• [What is needed]:
Find the lines below that contain the string "Mohon". Copy each one.

• [Rows]:
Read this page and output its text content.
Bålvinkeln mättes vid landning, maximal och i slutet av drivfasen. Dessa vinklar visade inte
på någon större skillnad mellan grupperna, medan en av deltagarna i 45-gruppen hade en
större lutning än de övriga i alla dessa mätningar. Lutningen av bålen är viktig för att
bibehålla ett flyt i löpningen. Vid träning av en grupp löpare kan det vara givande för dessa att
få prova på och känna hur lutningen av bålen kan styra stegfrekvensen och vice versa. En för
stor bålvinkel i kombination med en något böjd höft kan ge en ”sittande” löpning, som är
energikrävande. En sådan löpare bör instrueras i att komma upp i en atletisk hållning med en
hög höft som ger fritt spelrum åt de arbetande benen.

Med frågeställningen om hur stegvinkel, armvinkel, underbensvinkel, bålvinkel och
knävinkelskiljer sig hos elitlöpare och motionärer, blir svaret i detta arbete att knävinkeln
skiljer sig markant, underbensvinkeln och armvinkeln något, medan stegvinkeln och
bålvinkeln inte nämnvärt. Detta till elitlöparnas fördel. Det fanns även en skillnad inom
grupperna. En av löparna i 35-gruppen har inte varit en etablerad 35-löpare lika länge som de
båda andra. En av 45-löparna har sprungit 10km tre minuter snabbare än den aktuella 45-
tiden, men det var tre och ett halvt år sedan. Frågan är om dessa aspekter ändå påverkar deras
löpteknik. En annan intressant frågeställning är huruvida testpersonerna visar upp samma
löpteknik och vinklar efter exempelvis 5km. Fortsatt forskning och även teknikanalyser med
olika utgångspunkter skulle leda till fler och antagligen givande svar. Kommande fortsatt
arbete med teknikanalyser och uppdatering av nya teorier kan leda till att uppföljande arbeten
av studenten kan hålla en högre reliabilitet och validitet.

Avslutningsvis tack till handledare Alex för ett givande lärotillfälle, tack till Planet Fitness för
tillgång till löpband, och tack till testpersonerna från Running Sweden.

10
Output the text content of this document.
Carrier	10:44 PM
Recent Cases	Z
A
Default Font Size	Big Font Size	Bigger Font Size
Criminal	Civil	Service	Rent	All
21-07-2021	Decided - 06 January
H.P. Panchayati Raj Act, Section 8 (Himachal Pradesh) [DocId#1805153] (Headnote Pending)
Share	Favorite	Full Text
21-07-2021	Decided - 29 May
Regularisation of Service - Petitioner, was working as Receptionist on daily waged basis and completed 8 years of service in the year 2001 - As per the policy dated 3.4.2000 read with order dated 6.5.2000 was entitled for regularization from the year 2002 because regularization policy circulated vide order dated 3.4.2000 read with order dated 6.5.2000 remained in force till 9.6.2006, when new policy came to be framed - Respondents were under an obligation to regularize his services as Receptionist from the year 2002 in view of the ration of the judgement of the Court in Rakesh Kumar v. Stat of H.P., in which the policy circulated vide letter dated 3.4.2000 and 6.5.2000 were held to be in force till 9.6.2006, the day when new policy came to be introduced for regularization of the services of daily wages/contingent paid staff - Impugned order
---
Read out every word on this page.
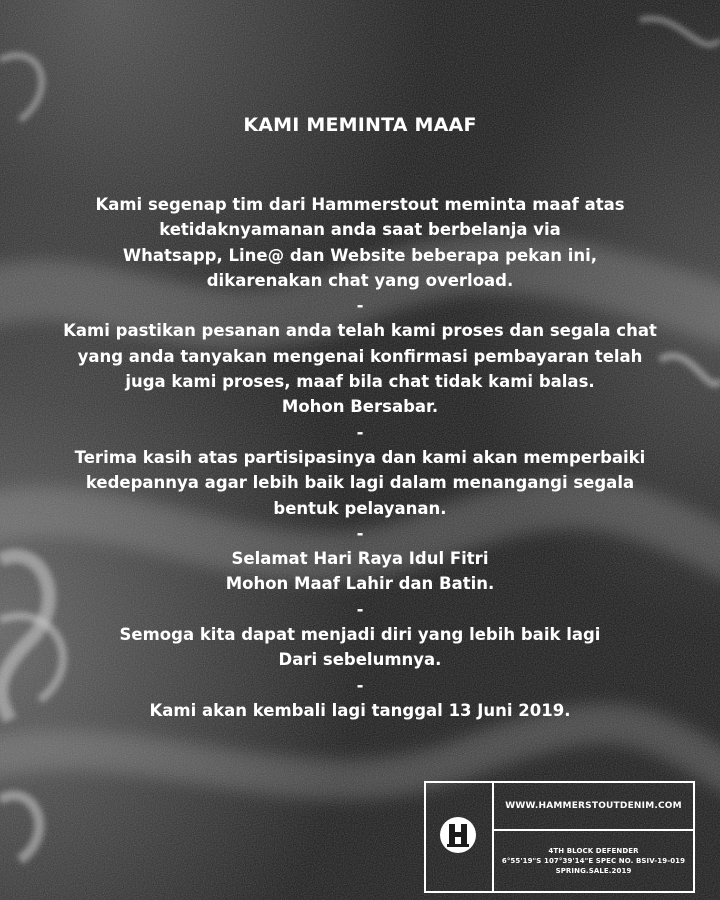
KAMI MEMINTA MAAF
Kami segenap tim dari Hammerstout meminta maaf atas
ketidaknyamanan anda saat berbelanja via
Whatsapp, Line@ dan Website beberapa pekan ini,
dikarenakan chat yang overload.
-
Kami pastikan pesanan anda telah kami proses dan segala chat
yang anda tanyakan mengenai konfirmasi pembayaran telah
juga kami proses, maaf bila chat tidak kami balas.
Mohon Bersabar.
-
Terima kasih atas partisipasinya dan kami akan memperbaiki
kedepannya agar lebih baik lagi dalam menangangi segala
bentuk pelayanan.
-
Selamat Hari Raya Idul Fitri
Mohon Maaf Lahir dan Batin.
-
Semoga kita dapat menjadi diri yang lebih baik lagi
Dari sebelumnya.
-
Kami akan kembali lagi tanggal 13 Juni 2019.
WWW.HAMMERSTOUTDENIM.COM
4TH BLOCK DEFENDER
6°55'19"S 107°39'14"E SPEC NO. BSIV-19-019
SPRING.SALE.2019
...
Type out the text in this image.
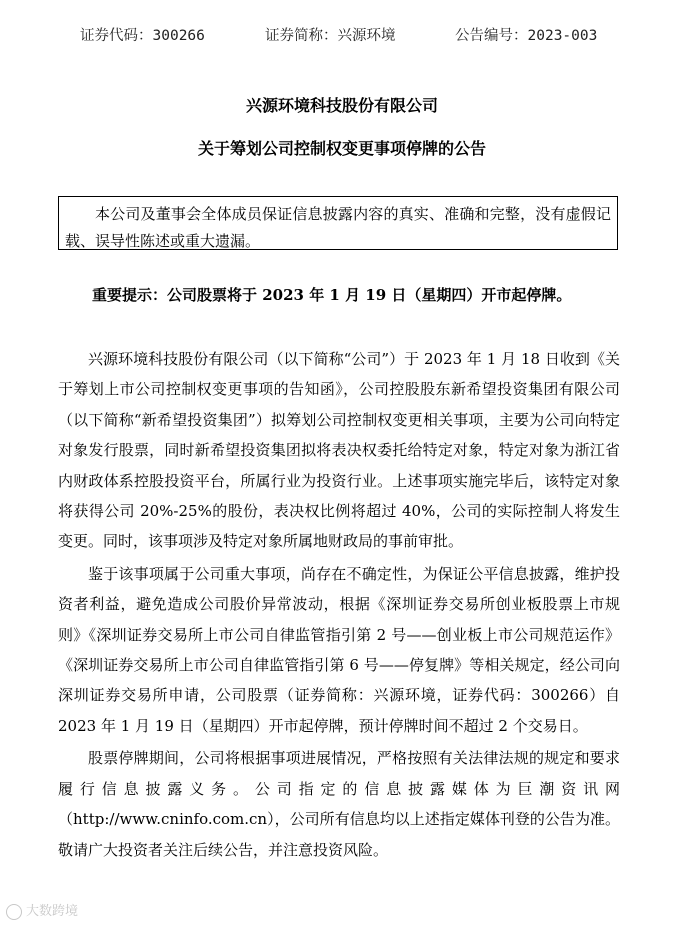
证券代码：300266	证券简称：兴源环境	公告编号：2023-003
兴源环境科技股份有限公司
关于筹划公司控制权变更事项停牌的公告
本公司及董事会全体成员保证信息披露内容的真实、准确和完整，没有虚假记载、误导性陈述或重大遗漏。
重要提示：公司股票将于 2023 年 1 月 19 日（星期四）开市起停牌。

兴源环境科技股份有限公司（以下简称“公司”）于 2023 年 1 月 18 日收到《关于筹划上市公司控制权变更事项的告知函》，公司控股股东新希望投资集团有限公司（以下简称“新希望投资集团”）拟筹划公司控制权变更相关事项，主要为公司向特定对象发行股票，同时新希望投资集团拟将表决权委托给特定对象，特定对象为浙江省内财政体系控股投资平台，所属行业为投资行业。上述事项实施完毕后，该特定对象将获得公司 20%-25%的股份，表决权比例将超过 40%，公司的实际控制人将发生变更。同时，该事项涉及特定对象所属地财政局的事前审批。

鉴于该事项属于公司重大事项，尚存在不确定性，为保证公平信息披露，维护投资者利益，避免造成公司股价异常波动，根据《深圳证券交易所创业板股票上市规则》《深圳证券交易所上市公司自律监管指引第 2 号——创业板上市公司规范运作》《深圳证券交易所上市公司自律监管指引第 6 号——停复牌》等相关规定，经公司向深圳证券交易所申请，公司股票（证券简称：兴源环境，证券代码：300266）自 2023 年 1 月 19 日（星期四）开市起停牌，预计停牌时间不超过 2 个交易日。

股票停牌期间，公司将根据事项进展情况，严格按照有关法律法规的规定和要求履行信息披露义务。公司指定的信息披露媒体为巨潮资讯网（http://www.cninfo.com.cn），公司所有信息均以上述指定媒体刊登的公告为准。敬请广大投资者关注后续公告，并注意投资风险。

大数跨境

• [Response to the exercise]:
Mohon Bersabar.
Mohon Maaf Lahir dan Batin.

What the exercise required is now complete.